* Page extract *
--------------------

Little is the cornerstone. It supplies the taxonomy for public interest proceedings and shifts the default away from the orthodox “costs follow the event” approach when three conditions are met. It also calibrates the weight to be given to the State’s role and benefit where it pursues an appeal on a point of general public importance.

The reliance on McPhilips underscores the Court’s resistance to normalizing awards of costs to unsuccessful public interest litigants. That norm preserves a narrow channel for exceptional departures while preventing a drift toward routine indemnification that might chill State appeals or distort incentives.

4) The ruling’s place in the evolving public law costs landscape

This decision consolidates and operationalizes Little in four notable ways:

  • Discrete issues still count: The Court expressly confirms that a narrow, discrete statutory interpretation issue can qualify as a public interest point of law of general importance. That clarification is pivotal for appeals confined to tight points of construction.
  • State-benefit emphasis: The Court reaffirmed that the State frequently gains systemic value from appellate clarification. Where the State initiates and obtains leave on a point of public importance, the equities will “strongly” favor no-order costs.
  • Cross-level harmonization and vacatur: The no-order outcome applies not only to the Supreme Court stage but also retrospectively aligns costs across the High Court and Court of Appeal, vacating prior orders. That harmonization reduces fragmentation and inconsistency in costs outcomes across levels when a case ultimately falls within the Little paradigm.
  • Mootness is time-sensitive for costs: Legislative changes after a hearing will not retroactively transform the costs analysis where mootness was not raised prior to judgment. Costs remain governed by the controlling framework in place at the time of adjudication and on the basis of how the proceedings were actually litigated.

Impact and implications

For public law litigants

  • Expectation management: Even if an applicant ultimately loses in the Supreme Court, a no-order-as-to-costs result is a realistic outcome where the case qualifies as public interest proceedings under Little. This reduces the chilling effect on meritorious challenges against the State on systemic issues.
  • Limits on costs recovery when unsuccessful: The exceptional circumstances in which an unsuccessful public interest litigant may be awarded costs remain tightly confined. Parties should not assume indemnity merely because the litigation raised important questions.
  • Discrete questions count: Applicants should not be deterred from advancing narrow but significant issues; their discrete character does not diminish their public interest status for costs purposes.

For State bodies and regulators

  • Success does not guarantee costs: Even where the State succeeds at the Supreme Court, costs may not be recoverable if the case is public interest litigation meeting the Little definition and the State sought and obtained leave to appeal on general public importance grounds.

--------------------

* Data section *
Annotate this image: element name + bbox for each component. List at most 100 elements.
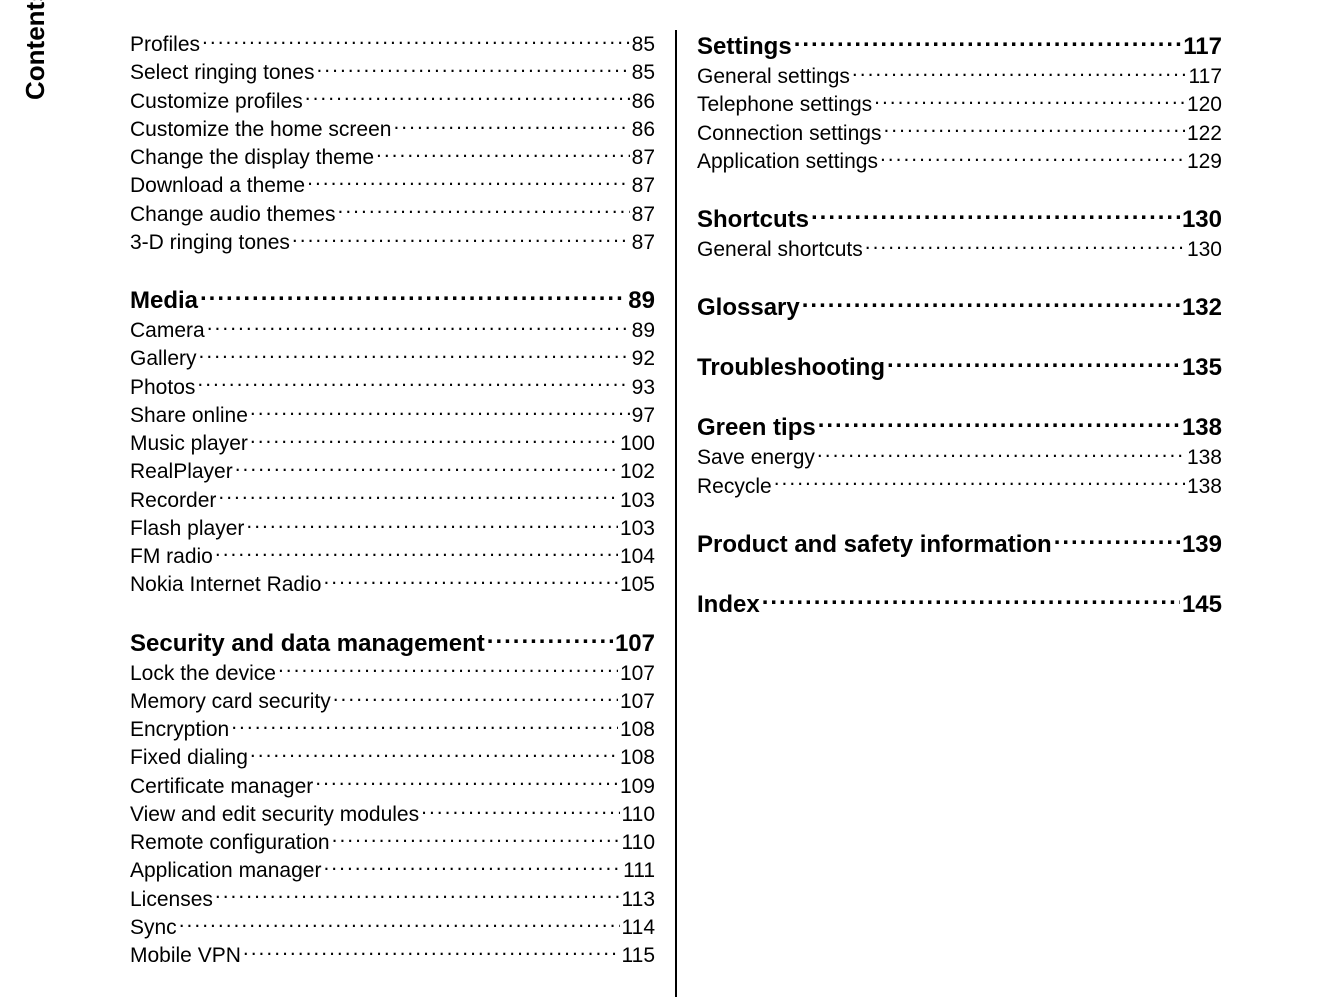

--------------------

* Tasks for this exercise *
1) Decide whether each statement agrees with the commentary on public interest costs. For each one, answer yes or no and quote the words from the commentary that decide it.
(a) The Court held that a narrow statutory interpretation issue cannot qualify as a public interest point of law of general importance.
(b) The no-order outcome also sets aside earlier costs orders made in the High Court and the Court of Appeal.
(c) Legislative changes made after a hearing retroactively alter the costs analysis even when mootness was not raised before judgment.
2) Carry on the commentary on public interest costs from the point where it stops.

* Answers to the exercise *
1)
(a) No: "The Court expressly confirms that a narrow, discrete statutory interpretation issue can qualify as a public interest point of law of general importance."
(b) Yes: "retrospectively aligns costs across the High Court and Court of Appeal, vacating prior orders."
(c) No: "Legislative changes after a hearing will not retroactively transform the costs analysis where mootness was not raised prior to judgment."

2)
  • Systemic benefit is a double-edged sword: The clarificatory value of a decision—particularly where it standardizes or stabilizes administrative practice—will often tilt the equities toward no-order costs rather than State recovery.
  • Strategic consideration of appeals: When seeking leave on discrete points of general importance, State bodies should anticipate a strong likelihood of a no-order-as-to-costs outcome, including at earlier stages if the Supreme Court so directs.

For courts and case management

  • Coherence across levels: This ruling indicates that where Little applies at the Supreme Court stage, the Court may vacate lower court costs orders to reflect a coherent public interest costs outcome throughout the litigation lifecycle.
  • Handling intermediate applications: Even orders such as “costs in the cause” for unsuccessful interlocutory applications (e.g., to cross-examine witnesses) may be overtaken by a global no-order outcome if the case falls within the Little framework at the end of the appellate process.

Subject-matter implications: policing discipline and governance

Although the costs ruling is neutral on the merits, it underscores that litigation clarifying the interaction between statutory dismissal powers and disciplinary regulations can be quintessentially public interest in nature. The Court expressly acknowledged the systemic significance of clarification for the Commissioner’s powers and public confidence in the police force. Even a subsequent legislative overhaul (here, the Policing, Security and Community Safety Act 2024) does not negate the public interest character for costs purposes.

Complex Concepts Simplified

  • Costs follow the event: The general rule that the winning party recovers its legal costs from the losing party.
  • No order as to costs: Each side pays its own costs; the court makes no award for or against either party.
  • Public interest proceedings (per Little): Civil litigation that (1) targets the State or a State agency, (2) seeks public law relief (e.g., judicial review), and (3) directly raises an issue of law of general public importance.
  • Discrete question of law: A narrow, focused legal issue. The Supreme Court clarifies that “discrete” does not mean “insubstantial” for public interest purposes; narrow questions can still be of broad systemic importance.
  • Costs in the cause: An interim order deferring the determination of costs on an application to the final outcome of the case.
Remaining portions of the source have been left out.